━━━ PROVIDED TEXT
- Mercier, Wilfred J.
Maine Image Analysis Lab, School of Forest Resources, The University of Maine
The eastern spruce budworm (Chorisoneura fumiferana (Clem.)), a native pest to the northeast United States and eastern Canada, has historically infested these regions every 30 to 50 year causing widespread defoliation and mortality of balsam fir (Abies balsamea) and spruce (Picea spp.) trees in these regions. With the next expected outbreak rapidly approaching for the state of Maine it seems prudent to make an attempt to examine the potenital vulnerability of Maine's current forests to this pest.
A spatially explicit spruce budworm vulnerability model was developed and applied to an approximately 4 million acre (1.6 million hectare) study area in northwestern Maine. This model was based primarily on data products derived from Landsat imagery. A second model with no spatial aspects (nonspatial model) was then derived based on Forest Inventory and Analysis (FIA) data.
━━━━━━
━━━ PROVIDED RECORDS
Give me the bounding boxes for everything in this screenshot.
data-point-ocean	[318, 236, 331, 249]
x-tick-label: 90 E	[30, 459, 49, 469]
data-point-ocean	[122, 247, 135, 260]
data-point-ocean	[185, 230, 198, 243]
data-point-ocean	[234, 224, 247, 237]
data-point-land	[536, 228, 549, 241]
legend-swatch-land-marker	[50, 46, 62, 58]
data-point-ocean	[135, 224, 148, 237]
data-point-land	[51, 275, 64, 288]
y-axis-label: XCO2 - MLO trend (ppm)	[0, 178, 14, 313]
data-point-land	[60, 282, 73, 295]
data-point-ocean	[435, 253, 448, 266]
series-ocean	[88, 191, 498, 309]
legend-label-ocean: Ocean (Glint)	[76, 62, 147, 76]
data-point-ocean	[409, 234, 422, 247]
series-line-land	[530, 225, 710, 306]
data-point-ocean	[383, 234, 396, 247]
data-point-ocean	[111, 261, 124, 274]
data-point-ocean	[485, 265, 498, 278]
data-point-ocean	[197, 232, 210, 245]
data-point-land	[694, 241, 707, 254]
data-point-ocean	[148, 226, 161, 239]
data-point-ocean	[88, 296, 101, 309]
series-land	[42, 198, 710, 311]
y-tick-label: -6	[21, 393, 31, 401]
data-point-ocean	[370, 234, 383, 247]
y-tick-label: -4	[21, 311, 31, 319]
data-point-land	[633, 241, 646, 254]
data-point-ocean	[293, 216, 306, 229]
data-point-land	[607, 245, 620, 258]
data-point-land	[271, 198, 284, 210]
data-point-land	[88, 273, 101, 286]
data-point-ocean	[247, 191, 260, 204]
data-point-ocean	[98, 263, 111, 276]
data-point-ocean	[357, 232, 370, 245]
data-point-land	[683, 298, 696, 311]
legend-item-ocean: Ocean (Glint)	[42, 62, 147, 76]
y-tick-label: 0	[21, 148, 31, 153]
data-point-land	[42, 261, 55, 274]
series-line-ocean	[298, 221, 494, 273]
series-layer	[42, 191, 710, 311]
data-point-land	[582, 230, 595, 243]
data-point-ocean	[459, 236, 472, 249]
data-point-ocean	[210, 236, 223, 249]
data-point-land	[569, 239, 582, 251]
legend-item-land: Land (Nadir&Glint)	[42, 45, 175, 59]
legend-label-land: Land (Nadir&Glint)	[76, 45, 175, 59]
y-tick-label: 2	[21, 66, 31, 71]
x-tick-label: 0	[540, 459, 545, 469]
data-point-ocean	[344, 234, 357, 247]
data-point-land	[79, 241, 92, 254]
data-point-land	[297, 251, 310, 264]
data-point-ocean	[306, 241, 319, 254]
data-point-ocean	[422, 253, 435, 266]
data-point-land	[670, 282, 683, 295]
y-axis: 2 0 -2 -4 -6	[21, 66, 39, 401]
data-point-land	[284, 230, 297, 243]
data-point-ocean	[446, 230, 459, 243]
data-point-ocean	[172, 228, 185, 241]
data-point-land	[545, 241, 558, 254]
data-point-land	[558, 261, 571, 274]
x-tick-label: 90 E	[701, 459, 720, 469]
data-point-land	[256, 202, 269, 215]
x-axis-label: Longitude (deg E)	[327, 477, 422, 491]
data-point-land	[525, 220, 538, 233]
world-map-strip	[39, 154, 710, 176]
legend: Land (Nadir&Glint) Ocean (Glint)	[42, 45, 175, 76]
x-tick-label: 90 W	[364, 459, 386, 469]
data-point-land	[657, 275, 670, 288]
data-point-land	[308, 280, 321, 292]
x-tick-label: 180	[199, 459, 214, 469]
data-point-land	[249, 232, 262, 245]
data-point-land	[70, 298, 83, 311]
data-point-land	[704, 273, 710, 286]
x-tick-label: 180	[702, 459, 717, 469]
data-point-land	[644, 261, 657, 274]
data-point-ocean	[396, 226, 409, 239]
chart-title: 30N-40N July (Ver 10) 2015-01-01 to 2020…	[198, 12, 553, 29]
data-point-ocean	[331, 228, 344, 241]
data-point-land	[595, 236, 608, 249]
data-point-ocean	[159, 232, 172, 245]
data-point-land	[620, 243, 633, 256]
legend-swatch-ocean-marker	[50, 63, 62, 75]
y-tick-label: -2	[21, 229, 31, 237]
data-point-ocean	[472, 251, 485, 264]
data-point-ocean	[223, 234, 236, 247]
━━━━━━
## [REQUIRED TASKS]
1 – Answer these questions about the spruce budworm abstract:
(a) How often has the eastern spruce budworm historically infested the northeast United States and eastern Canada?
(b) Which trees does its infestation defoliate and kill?
(c) What data was the nonspatial model based on?
2 – Please continue the spruce budworm abstract from its last sentence.

## [RESPONSES BY ITEM NUMBER]
1 –
(a) Every 30 to 50 years.
(b) Balsam fir (Abies balsamea) and spruce (Picea spp.).
(c) Forest Inventory and Analysis (FIA) data.

2 –
These two models each have their own strengths and weaknesses. The spatial model was constructed out of information that has limited amounts of detail but had the advantage of being tied to actual locations in space. The nonspatial model on the other hand had more detailed information, but this information was not tied to any specific location in space. As it seemed that these two models complemented each other quite well, a process was derived to relate these two models to each other in order to create an improved spatial product. The results of this process was a spatially explicit model that reflected the more detailed information present in the nonspatial model.
This particular model estimates that over 25% of the study area is highly vulnerable to the spruce budworm. A qualitative analysis of the vulnerability map shows both large extensive areas of high risk as well as smaller pockets of high risk interspersed within large areas of low risk.